• **Objective**
Below are the records. Gather each line that holds "JSON".

***

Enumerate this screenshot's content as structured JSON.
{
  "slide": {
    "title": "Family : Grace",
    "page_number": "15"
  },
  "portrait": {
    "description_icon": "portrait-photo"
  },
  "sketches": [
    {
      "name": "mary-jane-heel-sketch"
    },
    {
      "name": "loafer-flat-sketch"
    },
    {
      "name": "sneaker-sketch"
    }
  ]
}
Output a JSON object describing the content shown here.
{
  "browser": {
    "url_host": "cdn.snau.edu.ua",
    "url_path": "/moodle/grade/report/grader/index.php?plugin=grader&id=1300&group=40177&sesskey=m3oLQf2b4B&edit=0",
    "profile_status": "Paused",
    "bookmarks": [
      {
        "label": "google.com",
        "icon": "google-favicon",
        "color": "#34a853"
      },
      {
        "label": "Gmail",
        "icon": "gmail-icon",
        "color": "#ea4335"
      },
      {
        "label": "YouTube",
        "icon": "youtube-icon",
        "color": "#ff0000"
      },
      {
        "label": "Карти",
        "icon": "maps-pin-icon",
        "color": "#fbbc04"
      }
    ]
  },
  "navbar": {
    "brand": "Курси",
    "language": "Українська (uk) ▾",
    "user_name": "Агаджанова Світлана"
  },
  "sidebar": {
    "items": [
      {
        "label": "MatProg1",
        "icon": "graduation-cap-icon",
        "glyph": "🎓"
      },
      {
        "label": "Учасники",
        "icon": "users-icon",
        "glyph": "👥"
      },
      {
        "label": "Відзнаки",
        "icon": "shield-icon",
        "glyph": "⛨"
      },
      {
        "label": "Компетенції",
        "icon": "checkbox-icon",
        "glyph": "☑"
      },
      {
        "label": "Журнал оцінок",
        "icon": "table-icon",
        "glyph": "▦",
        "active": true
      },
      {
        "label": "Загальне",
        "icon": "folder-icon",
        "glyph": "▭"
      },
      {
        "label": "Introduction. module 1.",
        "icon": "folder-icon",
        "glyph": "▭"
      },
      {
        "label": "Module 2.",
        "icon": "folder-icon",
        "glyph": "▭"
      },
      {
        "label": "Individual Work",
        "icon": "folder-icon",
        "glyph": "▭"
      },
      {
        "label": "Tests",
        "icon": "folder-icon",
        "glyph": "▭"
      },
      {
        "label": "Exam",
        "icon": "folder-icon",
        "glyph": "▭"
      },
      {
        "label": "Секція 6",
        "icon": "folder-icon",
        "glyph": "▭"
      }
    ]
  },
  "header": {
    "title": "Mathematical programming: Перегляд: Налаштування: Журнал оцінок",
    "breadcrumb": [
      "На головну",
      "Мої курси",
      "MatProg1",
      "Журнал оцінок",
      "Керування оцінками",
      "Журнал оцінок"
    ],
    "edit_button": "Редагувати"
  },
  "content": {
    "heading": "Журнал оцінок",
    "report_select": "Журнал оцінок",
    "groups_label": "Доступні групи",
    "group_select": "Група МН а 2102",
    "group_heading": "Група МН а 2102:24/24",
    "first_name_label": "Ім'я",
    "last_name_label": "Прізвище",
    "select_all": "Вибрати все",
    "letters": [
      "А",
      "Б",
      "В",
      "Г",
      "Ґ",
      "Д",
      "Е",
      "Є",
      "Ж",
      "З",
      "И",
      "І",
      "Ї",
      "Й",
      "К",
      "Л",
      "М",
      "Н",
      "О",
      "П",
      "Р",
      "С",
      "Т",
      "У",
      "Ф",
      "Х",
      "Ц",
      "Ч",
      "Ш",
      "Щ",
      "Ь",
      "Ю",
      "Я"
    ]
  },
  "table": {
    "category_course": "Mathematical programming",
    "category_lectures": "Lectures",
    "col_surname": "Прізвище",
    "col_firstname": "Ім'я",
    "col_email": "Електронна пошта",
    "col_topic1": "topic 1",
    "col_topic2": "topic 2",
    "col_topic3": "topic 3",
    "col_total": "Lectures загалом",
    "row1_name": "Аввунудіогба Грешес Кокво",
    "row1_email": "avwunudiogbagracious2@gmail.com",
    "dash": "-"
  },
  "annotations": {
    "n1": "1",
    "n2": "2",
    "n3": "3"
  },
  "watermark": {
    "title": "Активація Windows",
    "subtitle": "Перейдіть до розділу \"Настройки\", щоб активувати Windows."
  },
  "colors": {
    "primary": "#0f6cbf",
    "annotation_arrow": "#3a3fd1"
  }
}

***

• **Correct response**
Enumerate this screenshot's content as structured JSON.
Output a JSON object describing the content shown here.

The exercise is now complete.